● Set task:
State how many lines contain the string "debilior", and write nothing else.

● Dataset extract:
════════════════════

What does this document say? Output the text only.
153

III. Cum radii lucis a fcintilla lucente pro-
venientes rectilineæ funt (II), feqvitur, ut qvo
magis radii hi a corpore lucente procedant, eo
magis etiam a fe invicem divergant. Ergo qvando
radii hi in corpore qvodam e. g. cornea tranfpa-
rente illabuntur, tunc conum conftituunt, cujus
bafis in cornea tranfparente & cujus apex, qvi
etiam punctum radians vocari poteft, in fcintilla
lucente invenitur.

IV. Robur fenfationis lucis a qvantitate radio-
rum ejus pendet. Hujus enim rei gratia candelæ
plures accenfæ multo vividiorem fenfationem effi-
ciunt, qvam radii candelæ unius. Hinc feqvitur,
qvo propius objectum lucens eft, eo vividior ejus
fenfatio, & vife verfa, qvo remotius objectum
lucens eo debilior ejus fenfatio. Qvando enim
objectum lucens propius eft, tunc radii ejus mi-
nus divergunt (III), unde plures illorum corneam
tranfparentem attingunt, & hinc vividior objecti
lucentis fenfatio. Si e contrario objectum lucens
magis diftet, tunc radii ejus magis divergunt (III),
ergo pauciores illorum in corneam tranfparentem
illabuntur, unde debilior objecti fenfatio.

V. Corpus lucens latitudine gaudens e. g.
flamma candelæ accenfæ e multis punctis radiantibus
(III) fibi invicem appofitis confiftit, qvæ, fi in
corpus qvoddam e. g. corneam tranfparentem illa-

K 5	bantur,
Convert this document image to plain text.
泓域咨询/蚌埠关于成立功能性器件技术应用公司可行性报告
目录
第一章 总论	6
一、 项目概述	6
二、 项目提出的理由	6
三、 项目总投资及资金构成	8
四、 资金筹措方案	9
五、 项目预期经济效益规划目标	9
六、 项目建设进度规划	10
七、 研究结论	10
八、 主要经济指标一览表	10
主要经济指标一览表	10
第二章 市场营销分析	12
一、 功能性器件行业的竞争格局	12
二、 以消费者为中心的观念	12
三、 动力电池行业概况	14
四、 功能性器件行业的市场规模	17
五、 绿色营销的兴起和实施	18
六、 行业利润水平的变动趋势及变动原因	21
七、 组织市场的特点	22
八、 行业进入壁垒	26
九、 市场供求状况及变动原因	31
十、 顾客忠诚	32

════════════════════

● Correct result:
2